#### Stated exercise
Your task is to copy every line of this material exactly.

#### Raw records
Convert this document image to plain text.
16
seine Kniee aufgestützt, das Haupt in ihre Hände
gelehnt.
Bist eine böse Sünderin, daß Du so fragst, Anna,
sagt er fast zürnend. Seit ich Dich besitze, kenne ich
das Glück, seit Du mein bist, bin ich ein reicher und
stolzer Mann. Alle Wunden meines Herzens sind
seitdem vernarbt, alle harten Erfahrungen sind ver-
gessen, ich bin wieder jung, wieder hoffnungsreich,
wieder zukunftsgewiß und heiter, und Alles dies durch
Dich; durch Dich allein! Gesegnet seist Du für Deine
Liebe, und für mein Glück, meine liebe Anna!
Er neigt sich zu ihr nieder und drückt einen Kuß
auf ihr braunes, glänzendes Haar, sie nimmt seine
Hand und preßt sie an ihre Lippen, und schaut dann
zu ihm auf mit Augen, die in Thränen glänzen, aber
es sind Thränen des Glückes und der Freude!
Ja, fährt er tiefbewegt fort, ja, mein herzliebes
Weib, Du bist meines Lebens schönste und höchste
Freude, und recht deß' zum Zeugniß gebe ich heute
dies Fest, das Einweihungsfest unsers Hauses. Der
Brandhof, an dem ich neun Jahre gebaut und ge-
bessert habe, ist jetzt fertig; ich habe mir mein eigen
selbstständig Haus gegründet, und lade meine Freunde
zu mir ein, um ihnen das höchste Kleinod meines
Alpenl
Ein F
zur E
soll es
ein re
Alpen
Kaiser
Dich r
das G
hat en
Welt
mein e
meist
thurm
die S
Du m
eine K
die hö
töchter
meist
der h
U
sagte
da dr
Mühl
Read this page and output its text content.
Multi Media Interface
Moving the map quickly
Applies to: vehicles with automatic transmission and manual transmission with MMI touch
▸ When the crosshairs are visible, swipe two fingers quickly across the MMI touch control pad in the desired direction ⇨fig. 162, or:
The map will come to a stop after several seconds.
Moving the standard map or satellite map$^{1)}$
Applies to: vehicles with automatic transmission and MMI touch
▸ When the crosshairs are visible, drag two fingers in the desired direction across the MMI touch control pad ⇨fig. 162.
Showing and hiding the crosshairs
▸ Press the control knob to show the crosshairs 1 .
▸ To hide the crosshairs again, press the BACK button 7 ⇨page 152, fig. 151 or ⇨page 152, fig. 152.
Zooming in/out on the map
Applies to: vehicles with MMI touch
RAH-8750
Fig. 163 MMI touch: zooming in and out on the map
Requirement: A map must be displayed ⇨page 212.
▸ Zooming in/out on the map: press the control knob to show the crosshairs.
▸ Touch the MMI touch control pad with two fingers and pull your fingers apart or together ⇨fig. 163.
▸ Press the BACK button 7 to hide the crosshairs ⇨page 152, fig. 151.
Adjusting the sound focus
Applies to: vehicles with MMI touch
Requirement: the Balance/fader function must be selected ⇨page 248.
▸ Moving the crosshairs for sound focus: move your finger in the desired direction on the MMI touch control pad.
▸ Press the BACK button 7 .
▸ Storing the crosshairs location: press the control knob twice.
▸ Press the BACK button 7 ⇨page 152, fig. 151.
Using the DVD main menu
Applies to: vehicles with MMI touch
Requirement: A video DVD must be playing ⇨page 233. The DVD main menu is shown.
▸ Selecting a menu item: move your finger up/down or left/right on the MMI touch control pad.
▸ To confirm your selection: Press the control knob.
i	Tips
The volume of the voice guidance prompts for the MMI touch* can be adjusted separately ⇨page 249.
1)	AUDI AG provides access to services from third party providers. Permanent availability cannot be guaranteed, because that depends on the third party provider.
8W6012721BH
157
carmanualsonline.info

#### Answer for the task
Convert this document image to plain text.
16
seine Kniee aufgestützt, das Haupt in ihre Hände
gelehnt.
Bist eine böse Sünderin, daß Du so fragst, Anna,
sagt er fast zürnend. Seit ich Dich besitze, kenne ich
das Glück, seit Du mein bist, bin ich ein reicher und
stolzer Mann. Alle Wunden meines Herzens sind
seitdem vernarbt, alle harten Erfahrungen sind ver-
gessen, ich bin wieder jung, wieder hoffnungsreich,
wieder zukunftsgewiß und heiter, und Alles dies durch
Dich; durch Dich allein! Gesegnet seist Du für Deine
Liebe, und für mein Glück, meine liebe Anna!
Er neigt sich zu ihr nieder und drückt einen Kuß
auf ihr braunes, glänzendes Haar, sie nimmt seine
Hand und preßt sie an ihre Lippen, und schaut dann
zu ihm auf mit Augen, die in Thränen glänzen, aber
es sind Thränen des Glückes und der Freude!
Ja, fährt er tiefbewegt fort, ja, mein herzliebes
Weib, Du bist meines Lebens schönste und höchste
Freude, und recht deß' zum Zeugniß gebe ich heute
dies Fest, das Einweihungsfest unsers Hauses. Der
Brandhof, an dem ich neun Jahre gebaut und ge-
bessert habe, ist jetzt fertig; ich habe mir mein eigen
selbstständig Haus gegründet, und lade meine Freunde
zu mir ein, um ihnen das höchste Kleinod meines
Alpenl
Ein F
zur E
soll es
ein re
Alpen
Kaiser
Dich r
das G
hat en
Welt
mein e
meist
thurm
die S
Du m
eine K
die hö
töchter
meist
der h
U
sagte
da dr
Mühl
Read this page and output its text content.
Multi Media Interface
Moving the map quickly
Applies to: vehicles with automatic transmission and manual transmission with MMI touch
▸ When the crosshairs are visible, swipe two fingers quickly across the MMI touch control pad in the desired direction ⇨fig. 162, or:
The map will come to a stop after several seconds.
Moving the standard map or satellite map$^{1)}$
Applies to: vehicles with automatic transmission and MMI touch
▸ When the crosshairs are visible, drag two fingers in the desired direction across the MMI touch control pad ⇨fig. 162.
Showing and hiding the crosshairs
▸ Press the control knob to show the crosshairs 1 .
▸ To hide the crosshairs again, press the BACK button 7 ⇨page 152, fig. 151 or ⇨page 152, fig. 152.
Zooming in/out on the map
Applies to: vehicles with MMI touch
RAH-8750
Fig. 163 MMI touch: zooming in and out on the map
Requirement: A map must be displayed ⇨page 212.
▸ Zooming in/out on the map: press the control knob to show the crosshairs.
▸ Touch the MMI touch control pad with two fingers and pull your fingers apart or together ⇨fig. 163.
▸ Press the BACK button 7 to hide the crosshairs ⇨page 152, fig. 151.
Adjusting the sound focus
Applies to: vehicles with MMI touch
Requirement: the Balance/fader function must be selected ⇨page 248.
▸ Moving the crosshairs for sound focus: move your finger in the desired direction on the MMI touch control pad.
▸ Press the BACK button 7 .
▸ Storing the crosshairs location: press the control knob twice.
▸ Press the BACK button 7 ⇨page 152, fig. 151.
Using the DVD main menu
Applies to: vehicles with MMI touch
Requirement: A video DVD must be playing ⇨page 233. The DVD main menu is shown.
▸ Selecting a menu item: move your finger up/down or left/right on the MMI touch control pad.
▸ To confirm your selection: Press the control knob.
i	Tips
The volume of the voice guidance prompts for the MMI touch* can be adjusted separately ⇨page 249.
1)	AUDI AG provides access to services from third party providers. Permanent availability cannot be guaranteed, because that depends on the third party provider.
8W6012721BH
157
carmanualsonline.info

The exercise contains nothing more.